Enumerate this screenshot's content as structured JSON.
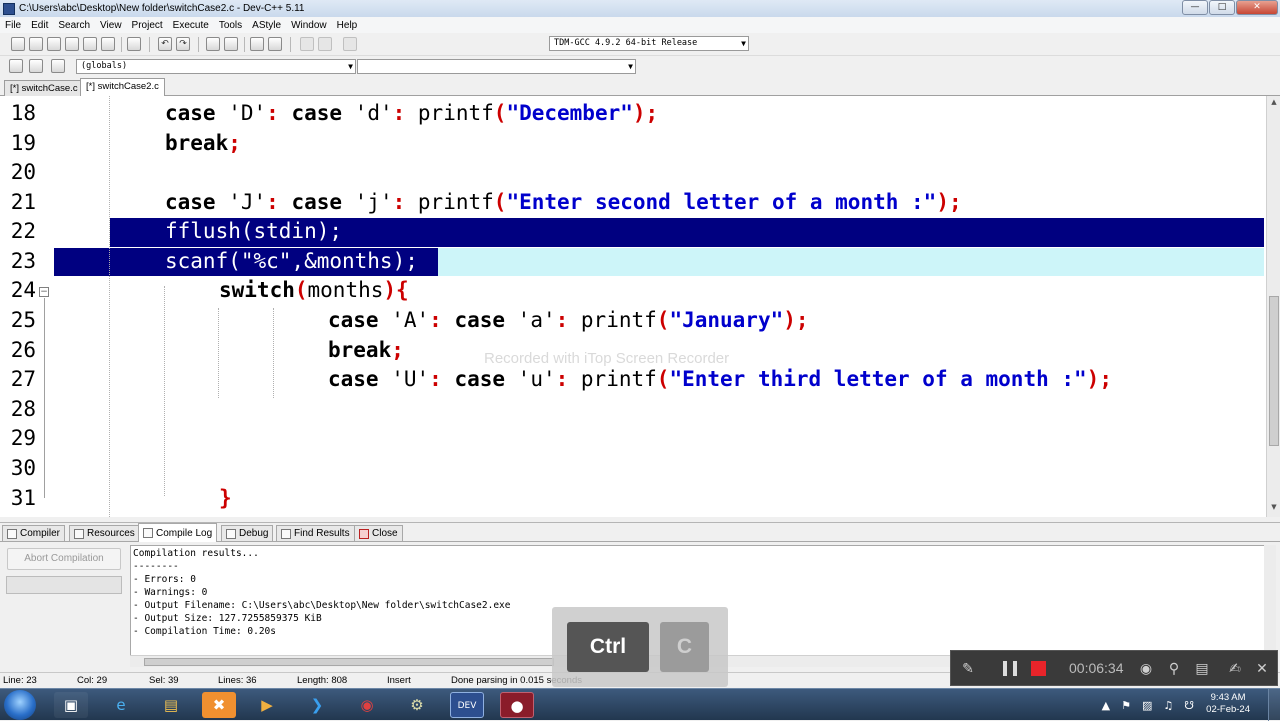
{
  "window": {
    "title": "C:\\Users\\abc\\Desktop\\New folder\\switchCase2.c - Dev-C++ 5.11"
  },
  "menu": [
    "File",
    "Edit",
    "Search",
    "View",
    "Project",
    "Execute",
    "Tools",
    "AStyle",
    "Window",
    "Help"
  ],
  "toolbar": {
    "compiler_select": "TDM-GCC 4.9.2 64-bit Release",
    "scope_select": "(globals)",
    "member_select": ""
  },
  "file_tabs": [
    "[*] switchCase.c",
    "[*] switchCase2.c"
  ],
  "editor": {
    "line_numbers": [
      "18",
      "19",
      "20",
      "21",
      "22",
      "23",
      "24",
      "25",
      "26",
      "27",
      "28",
      "29",
      "30",
      "31"
    ],
    "lines": [
      {
        "t1": "case",
        "s1": " 'D'",
        "p1": ":",
        "t2": " case",
        "s2": " 'd'",
        "p2": ":",
        "t3": " printf",
        "p3": "(",
        "q": "\"December\"",
        "p4": ");"
      },
      {
        "kw": "break",
        "pu": ";"
      },
      {},
      {
        "t1": "case",
        "s1": " 'J'",
        "p1": ":",
        "t2": " case",
        "s2": " 'j'",
        "p2": ":",
        "t3": " printf",
        "p3": "(",
        "q": "\"Enter second letter of a month :\"",
        "p4": ");"
      },
      {
        "plain": "fflush(stdin);"
      },
      {
        "plain": "scanf(\"%c\",&months);"
      },
      {
        "kw": "switch",
        "p1": "(",
        "mid": "months",
        "p2": "){"
      },
      {
        "t1": "case",
        "s1": " 'A'",
        "p1": ":",
        "t2": " case",
        "s2": " 'a'",
        "p2": ":",
        "t3": " printf",
        "p3": "(",
        "q": "\"January\"",
        "p4": ");"
      },
      {
        "kw": "break",
        "pu": ";"
      },
      {
        "t1": "case",
        "s1": " 'U'",
        "p1": ":",
        "t2": " case",
        "s2": " 'u'",
        "p2": ":",
        "t3": " printf",
        "p3": "(",
        "q": "\"Enter third letter of a month :\"",
        "p4": ");"
      },
      {},
      {},
      {},
      {
        "pu": "}"
      }
    ],
    "watermark": "Recorded with iTop Screen Recorder"
  },
  "bottom_tabs": [
    "Compiler",
    "Resources",
    "Compile Log",
    "Debug",
    "Find Results",
    "Close"
  ],
  "compile": {
    "abort_label": "Abort Compilation",
    "log": [
      "Compilation results...",
      "--------",
      "- Errors: 0",
      "- Warnings: 0",
      "- Output Filename: C:\\Users\\abc\\Desktop\\New folder\\switchCase2.exe",
      "- Output Size: 127.7255859375 KiB",
      "- Compilation Time: 0.20s"
    ]
  },
  "status": {
    "line": "Line:    23",
    "col": "Col:    29",
    "sel": "Sel:    39",
    "lines": "Lines:    36",
    "length": "Length:  808",
    "mode": "Insert",
    "parse": "Done parsing in 0.015 seconds"
  },
  "keys": {
    "k1": "Ctrl",
    "k2": "C"
  },
  "recorder": {
    "time": "00:06:34"
  },
  "clock": {
    "time": "9:43 AM",
    "date": "02-Feb-24"
  },
  "colors": {
    "selection": "#000080",
    "current_line": "#cdf5f9",
    "string": "#0000cc",
    "symbol": "#cc0000"
  }
}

***

Given instruction: Repeat all of the data above word for word, minus the pictures.

Reply:
Enumerate this screenshot's content as structured JSON.
{
  "window": {
    "title": "C:\\Users\\abc\\Desktop\\New folder\\switchCase2.c - Dev-C++ 5.11"
  },
  "menu": [
    "File",
    "Edit",
    "Search",
    "View",
    "Project",
    "Execute",
    "Tools",
    "AStyle",
    "Window",
    "Help"
  ],
  "toolbar": {
    "compiler_select": "TDM-GCC 4.9.2 64-bit Release",
    "scope_select": "(globals)",
    "member_select": ""
  },
  "file_tabs": [
    "[*] switchCase.c",
    "[*] switchCase2.c"
  ],
  "editor": {
    "line_numbers": [
      "18",
      "19",
      "20",
      "21",
      "22",
      "23",
      "24",
      "25",
      "26",
      "27",
      "28",
      "29",
      "30",
      "31"
    ],
    "lines": [
      {
        "t1": "case",
        "s1": " 'D'",
        "p1": ":",
        "t2": " case",
        "s2": " 'd'",
        "p2": ":",
        "t3": " printf",
        "p3": "(",
        "q": "\"December\"",
        "p4": ");"
      },
      {
        "kw": "break",
        "pu": ";"
      },
      {},
      {
        "t1": "case",
        "s1": " 'J'",
        "p1": ":",
        "t2": " case",
        "s2": " 'j'",
        "p2": ":",
        "t3": " printf",
        "p3": "(",
        "q": "\"Enter second letter of a month :\"",
        "p4": ");"
      },
      {
        "plain": "fflush(stdin);"
      },
      {
        "plain": "scanf(\"%c\",&months);"
      },
      {
        "kw": "switch",
        "p1": "(",
        "mid": "months",
        "p2": "){"
      },
      {
        "t1": "case",
        "s1": " 'A'",
        "p1": ":",
        "t2": " case",
        "s2": " 'a'",
        "p2": ":",
        "t3": " printf",
        "p3": "(",
        "q": "\"January\"",
        "p4": ");"
      },
      {
        "kw": "break",
        "pu": ";"
      },
      {
        "t1": "case",
        "s1": " 'U'",
        "p1": ":",
        "t2": " case",
        "s2": " 'u'",
        "p2": ":",
        "t3": " printf",
        "p3": "(",
        "q": "\"Enter third letter of a month :\"",
        "p4": ");"
      },
      {},
      {},
      {},
      {
        "pu": "}"
      }
    ],
    "watermark": "Recorded with iTop Screen Recorder"
  },
  "bottom_tabs": [
    "Compiler",
    "Resources",
    "Compile Log",
    "Debug",
    "Find Results",
    "Close"
  ],
  "compile": {
    "abort_label": "Abort Compilation",
    "log": [
      "Compilation results...",
      "--------",
      "- Errors: 0",
      "- Warnings: 0",
      "- Output Filename: C:\\Users\\abc\\Desktop\\New folder\\switchCase2.exe",
      "- Output Size: 127.7255859375 KiB",
      "- Compilation Time: 0.20s"
    ]
  },
  "status": {
    "line": "Line:    23",
    "col": "Col:    29",
    "sel": "Sel:    39",
    "lines": "Lines:    36",
    "length": "Length:  808",
    "mode": "Insert",
    "parse": "Done parsing in 0.015 seconds"
  },
  "keys": {
    "k1": "Ctrl",
    "k2": "C"
  },
  "recorder": {
    "time": "00:06:34"
  },
  "clock": {
    "time": "9:43 AM",
    "date": "02-Feb-24"
  },
  "colors": {
    "selection": "#000080",
    "current_line": "#cdf5f9",
    "string": "#0000cc",
    "symbol": "#cc0000"
  }
}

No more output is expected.